Exercise instructions:
Identify the lines that contain the word "ABCD" and copy each one.

--- Start of Exercise materials ---

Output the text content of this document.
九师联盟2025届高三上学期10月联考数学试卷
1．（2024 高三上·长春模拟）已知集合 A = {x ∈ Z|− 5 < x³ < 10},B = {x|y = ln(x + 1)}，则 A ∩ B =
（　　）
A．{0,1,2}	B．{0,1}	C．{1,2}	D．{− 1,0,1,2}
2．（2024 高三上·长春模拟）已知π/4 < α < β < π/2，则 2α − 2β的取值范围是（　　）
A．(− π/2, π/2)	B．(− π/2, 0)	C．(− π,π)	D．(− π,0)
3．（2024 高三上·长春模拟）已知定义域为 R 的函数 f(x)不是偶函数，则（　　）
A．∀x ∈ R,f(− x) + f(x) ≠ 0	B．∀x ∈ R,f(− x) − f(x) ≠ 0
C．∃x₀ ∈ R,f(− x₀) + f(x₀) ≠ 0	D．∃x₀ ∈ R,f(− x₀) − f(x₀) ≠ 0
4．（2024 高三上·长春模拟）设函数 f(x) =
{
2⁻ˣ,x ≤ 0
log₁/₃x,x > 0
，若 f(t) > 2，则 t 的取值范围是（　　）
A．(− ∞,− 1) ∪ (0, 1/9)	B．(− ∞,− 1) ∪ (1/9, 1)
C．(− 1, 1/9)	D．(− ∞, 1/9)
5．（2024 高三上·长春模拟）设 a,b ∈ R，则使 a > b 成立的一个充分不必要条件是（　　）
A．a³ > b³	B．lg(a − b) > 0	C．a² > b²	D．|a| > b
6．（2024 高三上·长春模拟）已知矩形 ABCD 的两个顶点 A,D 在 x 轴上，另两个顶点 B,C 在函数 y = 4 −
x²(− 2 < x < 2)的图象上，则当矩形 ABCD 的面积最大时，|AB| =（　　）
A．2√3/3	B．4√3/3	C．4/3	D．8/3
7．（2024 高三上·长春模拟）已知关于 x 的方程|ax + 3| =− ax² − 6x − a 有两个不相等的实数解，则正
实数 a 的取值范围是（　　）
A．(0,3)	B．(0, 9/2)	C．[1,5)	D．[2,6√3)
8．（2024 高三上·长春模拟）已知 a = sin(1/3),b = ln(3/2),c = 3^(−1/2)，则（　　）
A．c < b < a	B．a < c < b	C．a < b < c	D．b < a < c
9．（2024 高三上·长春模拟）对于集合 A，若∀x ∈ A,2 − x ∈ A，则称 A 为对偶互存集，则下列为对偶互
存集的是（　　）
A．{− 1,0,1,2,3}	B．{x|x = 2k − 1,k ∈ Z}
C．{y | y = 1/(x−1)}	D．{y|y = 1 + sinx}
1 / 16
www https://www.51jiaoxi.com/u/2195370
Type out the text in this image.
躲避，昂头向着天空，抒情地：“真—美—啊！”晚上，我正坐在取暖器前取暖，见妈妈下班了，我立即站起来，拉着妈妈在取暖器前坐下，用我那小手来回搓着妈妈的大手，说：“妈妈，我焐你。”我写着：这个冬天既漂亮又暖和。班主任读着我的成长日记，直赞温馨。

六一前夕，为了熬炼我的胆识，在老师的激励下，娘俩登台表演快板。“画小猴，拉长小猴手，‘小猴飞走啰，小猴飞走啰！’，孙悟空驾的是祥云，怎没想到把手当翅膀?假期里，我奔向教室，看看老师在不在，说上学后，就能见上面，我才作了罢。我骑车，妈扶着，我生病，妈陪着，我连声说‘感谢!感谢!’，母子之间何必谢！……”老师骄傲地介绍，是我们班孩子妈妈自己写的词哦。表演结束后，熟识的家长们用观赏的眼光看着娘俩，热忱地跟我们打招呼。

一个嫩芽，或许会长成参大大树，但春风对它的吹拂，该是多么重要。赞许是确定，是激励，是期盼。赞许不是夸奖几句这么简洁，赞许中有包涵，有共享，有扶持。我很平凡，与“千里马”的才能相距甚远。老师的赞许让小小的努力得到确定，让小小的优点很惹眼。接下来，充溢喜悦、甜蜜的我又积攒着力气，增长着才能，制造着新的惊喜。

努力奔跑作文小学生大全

--- End of Exercise materials ---

Result of this exercise:
6．（2024 高三上·长春模拟）已知矩形 ABCD 的两个顶点 A,D 在 x 轴上，另两个顶点 B,C 在函数 y = 4 −
x²(− 2 < x < 2)的图象上，则当矩形 ABCD 的面积最大时，|AB| =（　　）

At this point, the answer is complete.